++++ Rows ++++
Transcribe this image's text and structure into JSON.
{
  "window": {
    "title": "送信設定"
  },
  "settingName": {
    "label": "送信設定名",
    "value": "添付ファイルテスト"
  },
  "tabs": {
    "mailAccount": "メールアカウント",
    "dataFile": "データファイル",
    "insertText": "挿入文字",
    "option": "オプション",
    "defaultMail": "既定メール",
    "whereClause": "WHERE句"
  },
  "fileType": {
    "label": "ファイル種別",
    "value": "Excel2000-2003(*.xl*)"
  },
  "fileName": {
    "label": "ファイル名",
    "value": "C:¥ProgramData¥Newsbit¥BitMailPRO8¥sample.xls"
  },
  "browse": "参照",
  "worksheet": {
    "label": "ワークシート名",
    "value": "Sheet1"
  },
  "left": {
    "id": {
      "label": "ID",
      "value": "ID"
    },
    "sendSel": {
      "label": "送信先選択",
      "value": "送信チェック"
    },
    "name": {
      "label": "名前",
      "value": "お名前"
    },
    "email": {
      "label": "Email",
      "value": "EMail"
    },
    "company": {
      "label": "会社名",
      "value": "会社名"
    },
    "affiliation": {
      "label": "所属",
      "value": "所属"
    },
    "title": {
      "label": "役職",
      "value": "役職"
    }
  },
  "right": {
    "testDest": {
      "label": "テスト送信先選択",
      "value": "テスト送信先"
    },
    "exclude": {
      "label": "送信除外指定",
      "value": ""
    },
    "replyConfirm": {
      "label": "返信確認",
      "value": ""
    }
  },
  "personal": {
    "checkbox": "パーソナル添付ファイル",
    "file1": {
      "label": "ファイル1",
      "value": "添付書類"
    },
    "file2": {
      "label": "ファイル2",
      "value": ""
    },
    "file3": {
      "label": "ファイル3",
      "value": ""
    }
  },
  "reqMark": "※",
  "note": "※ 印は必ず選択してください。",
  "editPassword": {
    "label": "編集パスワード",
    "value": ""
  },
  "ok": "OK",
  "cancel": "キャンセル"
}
++++
▶ What is needed: Return the whole listing exactly.

▶ Result of this exercise:
Transcribe this image's text and structure into JSON.
{
  "window": {
    "title": "送信設定"
  },
  "settingName": {
    "label": "送信設定名",
    "value": "添付ファイルテスト"
  },
  "tabs": {
    "mailAccount": "メールアカウント",
    "dataFile": "データファイル",
    "insertText": "挿入文字",
    "option": "オプション",
    "defaultMail": "既定メール",
    "whereClause": "WHERE句"
  },
  "fileType": {
    "label": "ファイル種別",
    "value": "Excel2000-2003(*.xl*)"
  },
  "fileName": {
    "label": "ファイル名",
    "value": "C:¥ProgramData¥Newsbit¥BitMailPRO8¥sample.xls"
  },
  "browse": "参照",
  "worksheet": {
    "label": "ワークシート名",
    "value": "Sheet1"
  },
  "left": {
    "id": {
      "label": "ID",
      "value": "ID"
    },
    "sendSel": {
      "label": "送信先選択",
      "value": "送信チェック"
    },
    "name": {
      "label": "名前",
      "value": "お名前"
    },
    "email": {
      "label": "Email",
      "value": "EMail"
    },
    "company": {
      "label": "会社名",
      "value": "会社名"
    },
    "affiliation": {
      "label": "所属",
      "value": "所属"
    },
    "title": {
      "label": "役職",
      "value": "役職"
    }
  },
  "right": {
    "testDest": {
      "label": "テスト送信先選択",
      "value": "テスト送信先"
    },
    "exclude": {
      "label": "送信除外指定",
      "value": ""
    },
    "replyConfirm": {
      "label": "返信確認",
      "value": ""
    }
  },
  "personal": {
    "checkbox": "パーソナル添付ファイル",
    "file1": {
      "label": "ファイル1",
      "value": "添付書類"
    },
    "file2": {
      "label": "ファイル2",
      "value": ""
    },
    "file3": {
      "label": "ファイル3",
      "value": ""
    }
  },
  "reqMark": "※",
  "note": "※ 印は必ず選択してください。",
  "editPassword": {
    "label": "編集パスワード",
    "value": ""
  },
  "ok": "OK",
  "cancel": "キャンセル"
}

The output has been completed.